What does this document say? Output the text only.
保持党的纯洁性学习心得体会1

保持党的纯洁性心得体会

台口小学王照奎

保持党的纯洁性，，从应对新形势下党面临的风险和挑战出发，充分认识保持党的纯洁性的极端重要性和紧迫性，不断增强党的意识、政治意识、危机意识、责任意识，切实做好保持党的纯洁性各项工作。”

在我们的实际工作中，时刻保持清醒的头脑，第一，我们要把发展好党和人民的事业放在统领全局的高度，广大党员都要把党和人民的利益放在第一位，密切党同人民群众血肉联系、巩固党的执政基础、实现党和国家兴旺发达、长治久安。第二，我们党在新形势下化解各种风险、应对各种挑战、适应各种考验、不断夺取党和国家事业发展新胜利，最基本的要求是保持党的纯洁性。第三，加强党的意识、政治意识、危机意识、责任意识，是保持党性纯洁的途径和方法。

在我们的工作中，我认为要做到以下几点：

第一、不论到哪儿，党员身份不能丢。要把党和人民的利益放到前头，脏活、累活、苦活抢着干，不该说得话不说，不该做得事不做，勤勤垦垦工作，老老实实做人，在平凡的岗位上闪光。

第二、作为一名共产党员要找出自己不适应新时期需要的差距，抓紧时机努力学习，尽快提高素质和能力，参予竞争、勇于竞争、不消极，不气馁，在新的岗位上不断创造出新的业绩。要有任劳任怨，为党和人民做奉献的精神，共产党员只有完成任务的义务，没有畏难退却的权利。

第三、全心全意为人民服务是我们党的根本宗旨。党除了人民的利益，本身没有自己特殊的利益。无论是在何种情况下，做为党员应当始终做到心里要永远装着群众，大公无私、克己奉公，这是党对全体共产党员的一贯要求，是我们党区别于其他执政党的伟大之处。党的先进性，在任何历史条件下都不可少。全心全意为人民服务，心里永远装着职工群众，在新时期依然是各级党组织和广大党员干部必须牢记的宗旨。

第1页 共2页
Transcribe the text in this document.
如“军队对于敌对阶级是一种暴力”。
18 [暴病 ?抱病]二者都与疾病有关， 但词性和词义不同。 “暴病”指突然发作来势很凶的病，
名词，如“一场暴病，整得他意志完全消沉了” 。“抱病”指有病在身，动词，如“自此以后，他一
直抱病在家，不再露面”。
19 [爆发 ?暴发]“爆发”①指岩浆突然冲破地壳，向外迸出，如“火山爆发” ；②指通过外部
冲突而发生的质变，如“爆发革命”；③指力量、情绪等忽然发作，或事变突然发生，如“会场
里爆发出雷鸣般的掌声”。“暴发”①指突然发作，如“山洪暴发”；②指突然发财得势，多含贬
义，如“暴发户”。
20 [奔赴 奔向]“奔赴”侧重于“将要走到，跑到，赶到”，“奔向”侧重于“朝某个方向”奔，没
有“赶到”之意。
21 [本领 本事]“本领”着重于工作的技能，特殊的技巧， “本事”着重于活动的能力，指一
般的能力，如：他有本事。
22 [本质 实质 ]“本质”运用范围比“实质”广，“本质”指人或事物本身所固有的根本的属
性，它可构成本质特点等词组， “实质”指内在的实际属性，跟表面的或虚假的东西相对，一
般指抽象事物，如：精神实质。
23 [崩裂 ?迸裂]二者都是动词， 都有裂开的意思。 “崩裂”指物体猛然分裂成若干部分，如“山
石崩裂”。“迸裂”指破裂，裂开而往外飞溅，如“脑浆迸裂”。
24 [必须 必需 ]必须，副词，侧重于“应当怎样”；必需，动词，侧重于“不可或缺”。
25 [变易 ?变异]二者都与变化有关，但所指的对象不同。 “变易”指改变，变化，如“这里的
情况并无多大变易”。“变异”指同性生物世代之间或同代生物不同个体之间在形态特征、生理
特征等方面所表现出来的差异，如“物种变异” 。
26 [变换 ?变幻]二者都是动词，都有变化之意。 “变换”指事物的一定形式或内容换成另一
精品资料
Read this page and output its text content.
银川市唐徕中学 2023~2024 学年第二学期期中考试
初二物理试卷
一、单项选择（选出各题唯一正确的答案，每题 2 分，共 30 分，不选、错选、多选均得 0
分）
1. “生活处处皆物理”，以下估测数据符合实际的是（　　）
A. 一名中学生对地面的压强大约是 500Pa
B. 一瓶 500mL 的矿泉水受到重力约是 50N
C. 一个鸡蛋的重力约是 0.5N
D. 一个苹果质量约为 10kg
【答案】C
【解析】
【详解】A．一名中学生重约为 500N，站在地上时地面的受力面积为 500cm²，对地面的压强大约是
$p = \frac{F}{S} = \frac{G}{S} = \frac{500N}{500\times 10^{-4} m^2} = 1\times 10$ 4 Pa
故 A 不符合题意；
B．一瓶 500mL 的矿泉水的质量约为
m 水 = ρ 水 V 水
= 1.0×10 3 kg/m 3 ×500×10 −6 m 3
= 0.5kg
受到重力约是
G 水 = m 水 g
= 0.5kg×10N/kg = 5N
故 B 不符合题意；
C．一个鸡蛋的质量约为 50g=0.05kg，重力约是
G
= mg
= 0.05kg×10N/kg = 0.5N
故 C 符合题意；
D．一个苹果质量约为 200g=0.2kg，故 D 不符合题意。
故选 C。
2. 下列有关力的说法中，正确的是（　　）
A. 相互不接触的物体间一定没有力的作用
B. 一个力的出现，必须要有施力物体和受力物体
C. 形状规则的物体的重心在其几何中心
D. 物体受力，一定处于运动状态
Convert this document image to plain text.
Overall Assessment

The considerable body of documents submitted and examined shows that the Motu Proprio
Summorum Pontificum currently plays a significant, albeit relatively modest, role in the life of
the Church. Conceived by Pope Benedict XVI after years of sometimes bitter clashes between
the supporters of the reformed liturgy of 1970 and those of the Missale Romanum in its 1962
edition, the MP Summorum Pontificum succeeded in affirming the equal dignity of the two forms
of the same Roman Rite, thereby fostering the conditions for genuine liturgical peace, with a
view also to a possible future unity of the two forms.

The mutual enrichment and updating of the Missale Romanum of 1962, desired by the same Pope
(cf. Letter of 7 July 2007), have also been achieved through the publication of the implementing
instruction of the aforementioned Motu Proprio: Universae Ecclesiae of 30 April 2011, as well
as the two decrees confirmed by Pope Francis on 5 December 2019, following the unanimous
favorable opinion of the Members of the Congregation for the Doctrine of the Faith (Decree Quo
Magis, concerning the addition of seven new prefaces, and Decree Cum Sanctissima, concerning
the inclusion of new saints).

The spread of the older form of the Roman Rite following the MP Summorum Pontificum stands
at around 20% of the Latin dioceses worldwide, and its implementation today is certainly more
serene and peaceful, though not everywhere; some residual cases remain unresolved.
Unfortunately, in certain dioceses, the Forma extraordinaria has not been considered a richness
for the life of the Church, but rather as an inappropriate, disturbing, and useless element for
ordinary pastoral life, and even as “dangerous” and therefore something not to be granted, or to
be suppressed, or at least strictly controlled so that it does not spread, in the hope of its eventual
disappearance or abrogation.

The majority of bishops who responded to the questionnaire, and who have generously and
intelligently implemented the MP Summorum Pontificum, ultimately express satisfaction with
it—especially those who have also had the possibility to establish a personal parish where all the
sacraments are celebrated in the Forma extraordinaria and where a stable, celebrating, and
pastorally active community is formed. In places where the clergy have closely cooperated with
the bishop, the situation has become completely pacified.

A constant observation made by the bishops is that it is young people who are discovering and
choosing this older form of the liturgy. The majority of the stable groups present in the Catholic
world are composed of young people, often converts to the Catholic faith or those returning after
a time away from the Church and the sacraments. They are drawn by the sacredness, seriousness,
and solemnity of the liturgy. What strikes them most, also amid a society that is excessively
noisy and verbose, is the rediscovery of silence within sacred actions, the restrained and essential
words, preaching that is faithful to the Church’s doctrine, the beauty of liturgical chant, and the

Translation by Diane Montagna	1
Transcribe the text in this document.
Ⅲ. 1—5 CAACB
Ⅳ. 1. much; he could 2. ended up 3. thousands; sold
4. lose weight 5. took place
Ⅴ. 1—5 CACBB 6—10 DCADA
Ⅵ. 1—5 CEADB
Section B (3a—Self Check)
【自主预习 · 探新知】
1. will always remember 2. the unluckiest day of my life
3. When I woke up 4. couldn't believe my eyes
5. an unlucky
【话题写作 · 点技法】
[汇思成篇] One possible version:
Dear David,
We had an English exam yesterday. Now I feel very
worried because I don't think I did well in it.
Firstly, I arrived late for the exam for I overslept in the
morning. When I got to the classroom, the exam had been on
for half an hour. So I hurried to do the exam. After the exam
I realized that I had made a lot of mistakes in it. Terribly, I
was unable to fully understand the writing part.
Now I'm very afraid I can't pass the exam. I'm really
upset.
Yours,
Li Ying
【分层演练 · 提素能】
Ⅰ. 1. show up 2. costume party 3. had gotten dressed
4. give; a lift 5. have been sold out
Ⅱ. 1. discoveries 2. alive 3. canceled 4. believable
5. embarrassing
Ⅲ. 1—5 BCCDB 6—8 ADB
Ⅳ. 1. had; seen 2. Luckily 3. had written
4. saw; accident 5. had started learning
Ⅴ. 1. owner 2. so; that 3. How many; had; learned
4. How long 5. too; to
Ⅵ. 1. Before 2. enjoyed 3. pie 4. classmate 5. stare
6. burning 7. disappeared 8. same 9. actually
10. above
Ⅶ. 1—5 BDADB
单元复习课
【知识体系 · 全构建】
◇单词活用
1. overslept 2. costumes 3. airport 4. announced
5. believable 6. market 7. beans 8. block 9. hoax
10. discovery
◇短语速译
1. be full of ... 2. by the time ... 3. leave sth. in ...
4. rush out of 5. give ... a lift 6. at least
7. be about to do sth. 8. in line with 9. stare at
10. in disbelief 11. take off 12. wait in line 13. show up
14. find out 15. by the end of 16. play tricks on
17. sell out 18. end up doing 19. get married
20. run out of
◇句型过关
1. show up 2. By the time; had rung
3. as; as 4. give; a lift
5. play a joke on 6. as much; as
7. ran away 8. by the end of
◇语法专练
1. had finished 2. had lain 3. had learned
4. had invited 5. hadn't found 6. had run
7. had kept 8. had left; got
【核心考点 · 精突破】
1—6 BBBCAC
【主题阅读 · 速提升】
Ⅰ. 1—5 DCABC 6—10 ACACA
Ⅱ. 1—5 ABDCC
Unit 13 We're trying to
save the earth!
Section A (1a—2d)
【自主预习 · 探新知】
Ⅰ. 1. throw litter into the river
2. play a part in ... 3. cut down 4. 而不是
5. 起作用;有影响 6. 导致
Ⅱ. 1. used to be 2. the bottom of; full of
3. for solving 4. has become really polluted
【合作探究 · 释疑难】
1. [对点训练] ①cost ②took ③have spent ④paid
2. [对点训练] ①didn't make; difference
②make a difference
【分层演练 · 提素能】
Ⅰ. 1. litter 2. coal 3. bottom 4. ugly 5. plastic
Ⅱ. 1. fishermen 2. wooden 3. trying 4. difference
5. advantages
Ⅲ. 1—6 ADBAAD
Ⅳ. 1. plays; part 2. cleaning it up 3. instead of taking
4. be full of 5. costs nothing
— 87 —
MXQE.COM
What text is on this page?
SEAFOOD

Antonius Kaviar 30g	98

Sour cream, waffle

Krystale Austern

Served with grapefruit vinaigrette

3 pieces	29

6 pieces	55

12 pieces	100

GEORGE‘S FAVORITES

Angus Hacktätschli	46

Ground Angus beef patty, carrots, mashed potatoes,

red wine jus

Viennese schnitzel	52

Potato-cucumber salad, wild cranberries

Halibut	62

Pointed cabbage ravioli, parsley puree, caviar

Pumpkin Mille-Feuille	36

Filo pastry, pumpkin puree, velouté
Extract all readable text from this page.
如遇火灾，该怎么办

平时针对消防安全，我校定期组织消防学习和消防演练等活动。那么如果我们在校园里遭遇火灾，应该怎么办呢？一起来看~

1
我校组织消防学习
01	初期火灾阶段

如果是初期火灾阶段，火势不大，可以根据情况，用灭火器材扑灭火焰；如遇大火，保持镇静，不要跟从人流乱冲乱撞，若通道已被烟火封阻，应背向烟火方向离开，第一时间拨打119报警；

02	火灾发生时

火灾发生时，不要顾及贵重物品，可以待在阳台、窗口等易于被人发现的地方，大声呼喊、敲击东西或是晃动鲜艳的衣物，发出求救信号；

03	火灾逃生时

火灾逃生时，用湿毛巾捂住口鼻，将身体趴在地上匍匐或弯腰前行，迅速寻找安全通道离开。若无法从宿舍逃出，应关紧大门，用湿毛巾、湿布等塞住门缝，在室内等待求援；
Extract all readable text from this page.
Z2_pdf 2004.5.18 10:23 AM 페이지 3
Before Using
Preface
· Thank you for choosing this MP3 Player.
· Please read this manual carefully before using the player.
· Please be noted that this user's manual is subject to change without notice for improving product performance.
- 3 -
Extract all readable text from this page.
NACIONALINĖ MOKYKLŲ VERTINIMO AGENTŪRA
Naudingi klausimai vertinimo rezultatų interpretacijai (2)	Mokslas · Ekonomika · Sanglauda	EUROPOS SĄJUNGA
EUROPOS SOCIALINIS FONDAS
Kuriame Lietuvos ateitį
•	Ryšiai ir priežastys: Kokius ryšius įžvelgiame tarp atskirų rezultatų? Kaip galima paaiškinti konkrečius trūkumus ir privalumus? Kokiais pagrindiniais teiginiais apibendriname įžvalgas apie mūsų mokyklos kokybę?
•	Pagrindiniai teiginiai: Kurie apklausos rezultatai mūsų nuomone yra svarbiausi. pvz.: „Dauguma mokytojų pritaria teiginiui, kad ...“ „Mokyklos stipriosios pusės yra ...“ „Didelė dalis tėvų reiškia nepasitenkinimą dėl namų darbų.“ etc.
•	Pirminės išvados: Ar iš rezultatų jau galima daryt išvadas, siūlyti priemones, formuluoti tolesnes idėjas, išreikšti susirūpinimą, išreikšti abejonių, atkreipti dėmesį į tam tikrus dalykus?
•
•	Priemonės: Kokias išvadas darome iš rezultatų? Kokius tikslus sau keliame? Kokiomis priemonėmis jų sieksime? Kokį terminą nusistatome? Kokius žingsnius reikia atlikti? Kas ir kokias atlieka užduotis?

◆ EXERCISE REQUIREMENTS
Of the lines above, how many contain the word "bottom"? Provide the number and nothing else.

◆ COMPLETED TASK
2